[Items from a dataset]
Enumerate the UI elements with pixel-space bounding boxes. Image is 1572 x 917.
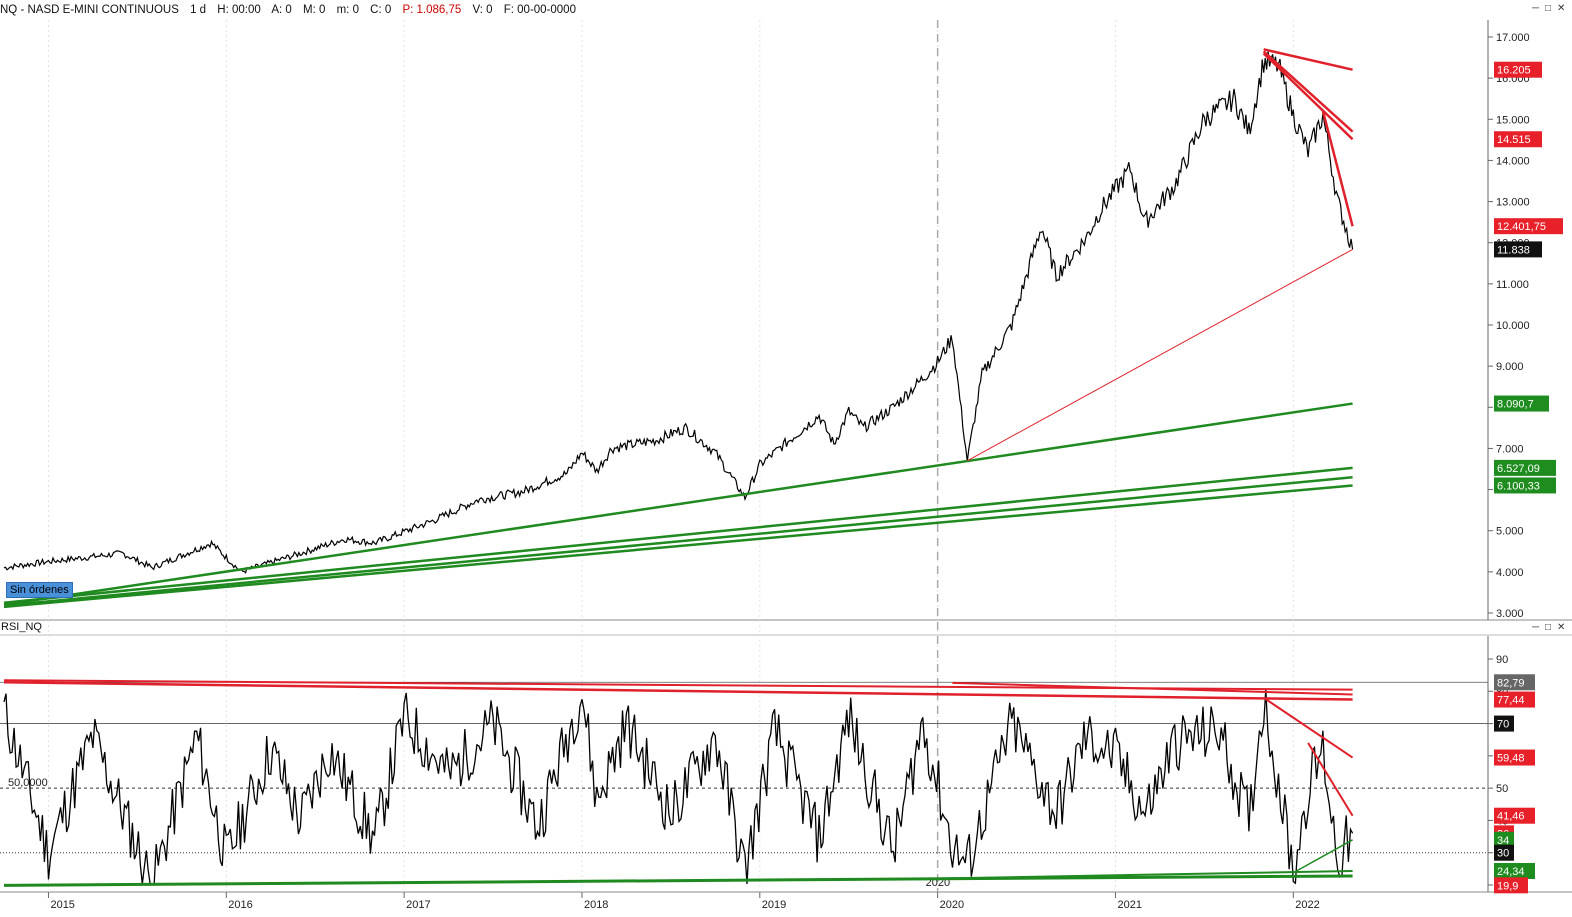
f-readout: F: 00-00-0000 [503, 4, 576, 16]
rsi-trendline [1307, 742, 1354, 817]
minimize-icon[interactable]: ─ [1532, 3, 1540, 14]
rsi-level-flag: 82,79 [1497, 677, 1525, 689]
rsi-panel-title: RSI_NQ [1, 621, 42, 633]
trendline [1263, 48, 1353, 71]
price-tick-label: 10.000 [1496, 320, 1530, 332]
year-label: 2016 [228, 899, 252, 911]
price-level-flag-bg [1494, 218, 1563, 235]
rsi-level-flag-bg [1494, 715, 1514, 732]
chart-header: NQ - NASD E-MINI CONTINUOUS 1 d H: 00:00… [0, 0, 1572, 20]
trendline [967, 248, 1353, 462]
price-tick-label: 3.000 [1496, 608, 1524, 620]
rsi-trendline [937, 869, 1353, 880]
rsi-trendline [952, 681, 1353, 696]
price-level-flag-bg [1494, 61, 1542, 78]
h-readout: H: 00:00 [217, 4, 261, 16]
symbol-label: NQ - NASD E-MINI CONTINUOUS [0, 4, 179, 16]
year-label: 2020 [940, 899, 964, 911]
rsi-minimize-icon[interactable]: ─ [1532, 622, 1540, 633]
m2-readout: m: 0 [336, 4, 359, 16]
rsi-level-flag: 41,46 [1497, 811, 1525, 823]
rsi-level-flag-bg [1494, 674, 1535, 691]
rsi-level-flag: 34 [1497, 835, 1509, 847]
price-tick-label: 17.000 [1496, 32, 1530, 44]
a-readout: A: 0 [271, 4, 292, 16]
rsi-tick-label: 90 [1496, 654, 1508, 666]
rsi-level-flag: 30 [1497, 848, 1509, 860]
rsi-level-flag: 19,9 [1497, 880, 1518, 892]
price-level-flag: 8.090,7 [1497, 399, 1534, 411]
rsi-level-flag-bg [1494, 877, 1528, 894]
price-tick-label: 14.000 [1496, 155, 1530, 167]
price-tick-label: 5.000 [1496, 526, 1524, 538]
rsi-level-flag-bg [1494, 831, 1514, 848]
rsi-trendline [1263, 696, 1354, 759]
close-icon[interactable]: ✕ [1557, 3, 1566, 14]
trendline [1262, 52, 1354, 141]
price-level-flag-bg [1494, 395, 1549, 412]
year-label: 2019 [762, 899, 786, 911]
trendline [3, 402, 1353, 607]
rsi-level-flag-bg [1494, 749, 1535, 766]
rsi-line [3, 689, 1354, 885]
rsi-reference-label: 50,0000 [8, 777, 48, 789]
maximize-icon[interactable]: □ [1545, 3, 1552, 14]
c-readout: C: 0 [370, 4, 392, 16]
rsi-close-icon[interactable]: ✕ [1557, 622, 1566, 633]
rsi-trendline [3, 874, 1353, 887]
price-tick-label: 9.000 [1496, 361, 1524, 373]
trendline [3, 466, 1353, 604]
rsi-level-flag-bg [1494, 691, 1535, 708]
price-tick-label: 7.000 [1496, 443, 1524, 455]
trendline [1321, 110, 1354, 227]
rsi-tick-label: 50 [1496, 783, 1508, 795]
year-label: 2015 [50, 899, 74, 911]
m-readout: M: 0 [303, 4, 326, 16]
trendline [3, 484, 1353, 609]
rsi-level-flag-bg [1494, 844, 1514, 861]
p-readout: P: 1.086,75 [402, 4, 462, 16]
price-tick-label: 13.000 [1496, 197, 1530, 209]
price-tick-label: 11.000 [1496, 279, 1529, 291]
price-level-flag: 12.401,75 [1497, 221, 1546, 233]
price-level-flag-bg [1494, 131, 1542, 148]
rsi-trendline [1292, 839, 1353, 874]
price-level-flag: 6.527,09 [1497, 463, 1540, 475]
price-line [3, 51, 1354, 574]
rsi-level-flag: 77,44 [1497, 695, 1525, 707]
rsi-level-flag: 24,34 [1497, 866, 1525, 878]
year-label: 2017 [406, 899, 430, 911]
price-level-flag: 14.515 [1497, 134, 1531, 146]
price-level-flag: 16.205 [1497, 65, 1531, 77]
year-label: 2021 [1117, 899, 1141, 911]
rsi-level-flag-bg [1494, 862, 1535, 879]
rsi-trendline [3, 680, 1353, 701]
orders-badge[interactable]: Sin órdenes [6, 582, 73, 598]
rsi-level-flag-bg [1494, 807, 1535, 824]
year-label: 2022 [1295, 899, 1319, 911]
price-level-flag: 6.100,33 [1497, 480, 1540, 492]
price-level-flag-bg [1494, 477, 1556, 494]
year-label: 2018 [584, 899, 608, 911]
rsi-level-flag: 59,48 [1497, 753, 1525, 765]
price-level-flag-bg [1494, 459, 1556, 476]
v-readout: V: 0 [472, 4, 493, 16]
price-tick-label: 4.000 [1496, 567, 1524, 579]
price-tick-label: 15.000 [1496, 114, 1530, 126]
price-level-flag-bg [1494, 241, 1542, 258]
rsi-maximize-icon[interactable]: □ [1545, 622, 1552, 633]
rsi-level-flag: 70 [1497, 719, 1509, 731]
trendline [3, 475, 1353, 607]
trendline [1262, 50, 1354, 133]
price-level-flag: 11.838 [1497, 244, 1530, 256]
period-label: 1 d [190, 4, 207, 16]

* [INSTRUCTION] How many lines in the items contain the string "close"? Case matters, and the reply should be the number alone.

* [THE SOLUTION] 2